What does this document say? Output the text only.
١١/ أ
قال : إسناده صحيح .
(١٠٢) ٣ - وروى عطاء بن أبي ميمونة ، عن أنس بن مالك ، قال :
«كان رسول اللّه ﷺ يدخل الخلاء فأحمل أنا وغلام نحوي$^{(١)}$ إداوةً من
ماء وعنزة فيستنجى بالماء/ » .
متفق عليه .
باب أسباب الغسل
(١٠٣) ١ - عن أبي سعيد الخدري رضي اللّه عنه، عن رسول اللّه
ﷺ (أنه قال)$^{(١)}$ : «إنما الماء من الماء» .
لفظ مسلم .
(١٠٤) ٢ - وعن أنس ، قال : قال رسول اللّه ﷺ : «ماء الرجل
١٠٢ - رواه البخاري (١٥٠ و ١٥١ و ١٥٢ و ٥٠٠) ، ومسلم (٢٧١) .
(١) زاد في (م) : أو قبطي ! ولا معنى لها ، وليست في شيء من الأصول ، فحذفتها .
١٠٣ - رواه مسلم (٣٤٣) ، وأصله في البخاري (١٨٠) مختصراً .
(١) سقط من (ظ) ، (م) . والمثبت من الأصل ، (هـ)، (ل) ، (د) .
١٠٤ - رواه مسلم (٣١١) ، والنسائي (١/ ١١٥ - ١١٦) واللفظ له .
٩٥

★ ★ ★ ★

__GOAL__: Print all of the entries exactly as they appear.

__RESPONSE TO THIS TASK__:
What does this document say? Output the text only.
١١/ أ
قال : إسناده صحيح .
(١٠٢) ٣ - وروى عطاء بن أبي ميمونة ، عن أنس بن مالك ، قال :
«كان رسول اللّه ﷺ يدخل الخلاء فأحمل أنا وغلام نحوي$^{(١)}$ إداوةً من
ماء وعنزة فيستنجى بالماء/ » .
متفق عليه .
باب أسباب الغسل
(١٠٣) ١ - عن أبي سعيد الخدري رضي اللّه عنه، عن رسول اللّه
ﷺ (أنه قال)$^{(١)}$ : «إنما الماء من الماء» .
لفظ مسلم .
(١٠٤) ٢ - وعن أنس ، قال : قال رسول اللّه ﷺ : «ماء الرجل
١٠٢ - رواه البخاري (١٥٠ و ١٥١ و ١٥٢ و ٥٠٠) ، ومسلم (٢٧١) .
(١) زاد في (م) : أو قبطي ! ولا معنى لها ، وليست في شيء من الأصول ، فحذفتها .
١٠٣ - رواه مسلم (٣٤٣) ، وأصله في البخاري (١٨٠) مختصراً .
(١) سقط من (ظ) ، (م) . والمثبت من الأصل ، (هـ)، (ل) ، (د) .
١٠٤ - رواه مسلم (٣١١) ، والنسائي (١/ ١١٥ - ١١٦) واللفظ له .
٩٥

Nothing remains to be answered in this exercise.